*Instruction*: For the copy, please give all of the data again exactly and leave the pictures out.

Records that describe figures:
================
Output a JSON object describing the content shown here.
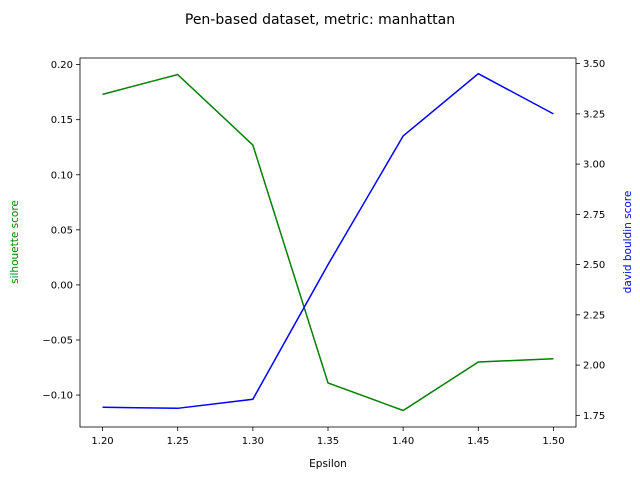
{
  "chart_data": {
    "type": "line",
    "title": "Pen-based dataset, metric: manhattan",
    "xlabel": "Epsilon",
    "x": [
      1.2,
      1.25,
      1.3,
      1.35,
      1.4,
      1.45,
      1.5
    ],
    "xlim": [
      1.185,
      1.515
    ],
    "xticks": [
      "1.20",
      "1.25",
      "1.30",
      "1.35",
      "1.40",
      "1.45",
      "1.50"
    ],
    "y_left": {
      "label": "silhouette score",
      "color": "#008000",
      "lim": [
        -0.129,
        0.206
      ],
      "ticks": [
        "−0.10",
        "−0.05",
        "0.00",
        "0.05",
        "0.10",
        "0.15",
        "0.20"
      ],
      "values": [
        0.173,
        0.191,
        0.127,
        -0.089,
        -0.114,
        -0.07,
        -0.067
      ]
    },
    "y_right": {
      "label": "david bouldin score",
      "color": "#0000ff",
      "lim": [
        1.692,
        3.528
      ],
      "ticks": [
        "1.75",
        "2.00",
        "2.25",
        "2.50",
        "2.75",
        "3.00",
        "3.25",
        "3.50"
      ],
      "values": [
        1.79,
        1.785,
        1.83,
        2.5,
        3.14,
        3.45,
        3.25
      ]
    },
    "grid": false,
    "legend": "none"
  }
}
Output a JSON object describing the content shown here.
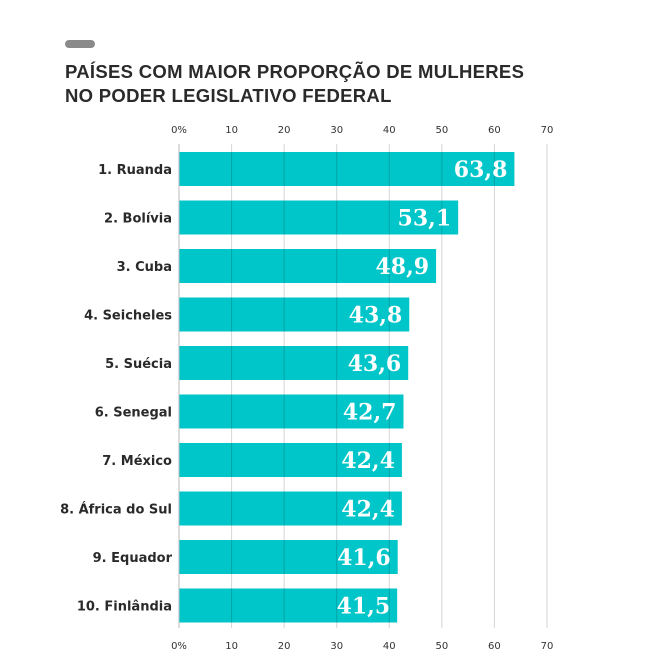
================
*Written solution*:
Output a JSON object describing the content shown here.
{
  "chart_data": {
    "type": "line",
    "title": "Pen-based dataset, metric: manhattan",
    "xlabel": "Epsilon",
    "x": [
      1.2,
      1.25,
      1.3,
      1.35,
      1.4,
      1.45,
      1.5
    ],
    "xlim": [
      1.185,
      1.515
    ],
    "xticks": [
      "1.20",
      "1.25",
      "1.30",
      "1.35",
      "1.40",
      "1.45",
      "1.50"
    ],
    "y_left": {
      "label": "silhouette score",
      "color": "#008000",
      "lim": [
        -0.129,
        0.206
      ],
      "ticks": [
        "−0.10",
        "−0.05",
        "0.00",
        "0.05",
        "0.10",
        "0.15",
        "0.20"
      ],
      "values": [
        0.173,
        0.191,
        0.127,
        -0.089,
        -0.114,
        -0.07,
        -0.067
      ]
    },
    "y_right": {
      "label": "david bouldin score",
      "color": "#0000ff",
      "lim": [
        1.692,
        3.528
      ],
      "ticks": [
        "1.75",
        "2.00",
        "2.25",
        "2.50",
        "2.75",
        "3.00",
        "3.25",
        "3.50"
      ],
      "values": [
        1.79,
        1.785,
        1.83,
        2.5,
        3.14,
        3.45,
        3.25
      ]
    },
    "grid": false,
    "legend": "none"
  }
}
Output a JSON object describing the content shown here.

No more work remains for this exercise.